- _Data extracted from a collection_:

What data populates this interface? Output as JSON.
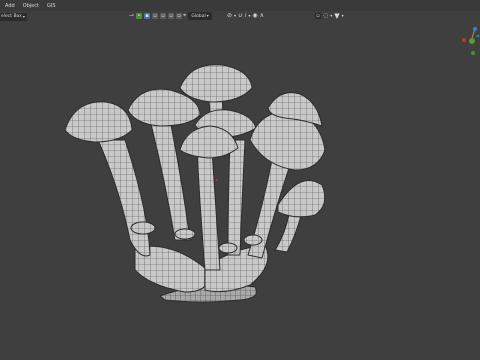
{
  "menubar": {
    "items": [
      "Add",
      "Object",
      "GIS"
    ]
  },
  "header": {
    "select_mode": "elect Box",
    "transform_orientation": "Global",
    "icons": {
      "select_box": "chevron-down-icon",
      "transform_pivot": "pivot-icon",
      "snap": "magnet-icon",
      "proportional": "proportional-edit-icon",
      "overlay": "overlay-icon",
      "filter": "filter-icon"
    }
  },
  "viewport": {
    "background": "#3f3f3f",
    "object": "mushroom cluster wireframe"
  }
}
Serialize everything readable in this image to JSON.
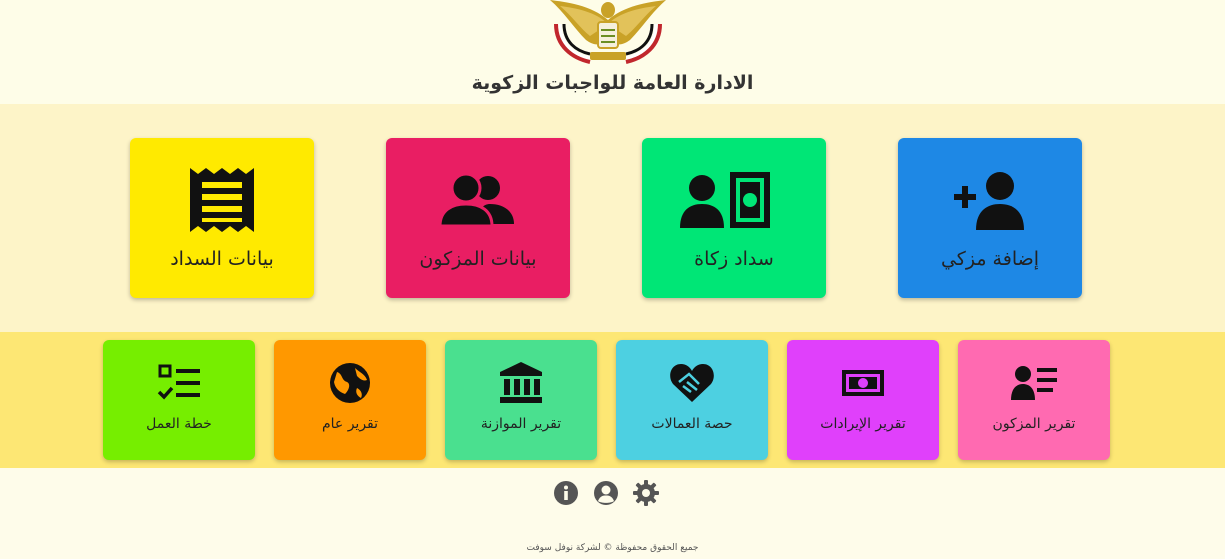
{
  "header": {
    "title": "الادارة العامة للواجبات الزكوية"
  },
  "main_tiles": [
    {
      "label": "إضافة مزكي",
      "icon": "user-plus-icon",
      "color": "#1e88e5"
    },
    {
      "label": "سداد زكاة",
      "icon": "user-money-icon",
      "color": "#00e676"
    },
    {
      "label": "بيانات المزكون",
      "icon": "users-icon",
      "color": "#e91e63"
    },
    {
      "label": "بيانات السداد",
      "icon": "receipt-icon",
      "color": "#ffea00"
    }
  ],
  "report_tiles": [
    {
      "label": "تقرير المزكون",
      "icon": "address-card-icon",
      "color": "#ff6ab1"
    },
    {
      "label": "تقرير الإيرادات",
      "icon": "money-bill-icon",
      "color": "#e040fb"
    },
    {
      "label": "حصة العمالات",
      "icon": "handshake-heart-icon",
      "color": "#4dd0e1"
    },
    {
      "label": "تقرير الموازنة",
      "icon": "bank-icon",
      "color": "#4ae08f"
    },
    {
      "label": "تقرير عام",
      "icon": "globe-icon",
      "color": "#ff9800"
    },
    {
      "label": "خطة العمل",
      "icon": "tasks-icon",
      "color": "#76ee00"
    }
  ],
  "footer": {
    "icons": [
      "info-icon",
      "user-circle-icon",
      "gear-icon"
    ],
    "copyright": "جميع الحقوق محفوظة © لشركة نوفل سوفت"
  }
}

- _EXERCISE REQUIREMENTS_:
Do not copy the pictures, but repeat every line exactly.

- _SOLUTION FOR THIS TASK_:
What data populates this interface? Output as JSON.
{
  "menubar": {
    "items": [
      "Add",
      "Object",
      "GIS"
    ]
  },
  "header": {
    "select_mode": "elect Box",
    "transform_orientation": "Global",
    "icons": {
      "select_box": "chevron-down-icon",
      "transform_pivot": "pivot-icon",
      "snap": "magnet-icon",
      "proportional": "proportional-edit-icon",
      "overlay": "overlay-icon",
      "filter": "filter-icon"
    }
  },
  "viewport": {
    "background": "#3f3f3f",
    "object": "mushroom cluster wireframe"
  }
}
Serialize everything readable in this image to JSON.
{
  "header": {
    "title": "الادارة العامة للواجبات الزكوية"
  },
  "main_tiles": [
    {
      "label": "إضافة مزكي",
      "icon": "user-plus-icon",
      "color": "#1e88e5"
    },
    {
      "label": "سداد زكاة",
      "icon": "user-money-icon",
      "color": "#00e676"
    },
    {
      "label": "بيانات المزكون",
      "icon": "users-icon",
      "color": "#e91e63"
    },
    {
      "label": "بيانات السداد",
      "icon": "receipt-icon",
      "color": "#ffea00"
    }
  ],
  "report_tiles": [
    {
      "label": "تقرير المزكون",
      "icon": "address-card-icon",
      "color": "#ff6ab1"
    },
    {
      "label": "تقرير الإيرادات",
      "icon": "money-bill-icon",
      "color": "#e040fb"
    },
    {
      "label": "حصة العمالات",
      "icon": "handshake-heart-icon",
      "color": "#4dd0e1"
    },
    {
      "label": "تقرير الموازنة",
      "icon": "bank-icon",
      "color": "#4ae08f"
    },
    {
      "label": "تقرير عام",
      "icon": "globe-icon",
      "color": "#ff9800"
    },
    {
      "label": "خطة العمل",
      "icon": "tasks-icon",
      "color": "#76ee00"
    }
  ],
  "footer": {
    "icons": [
      "info-icon",
      "user-circle-icon",
      "gear-icon"
    ],
    "copyright": "جميع الحقوق محفوظة © لشركة نوفل سوفت"
  }
}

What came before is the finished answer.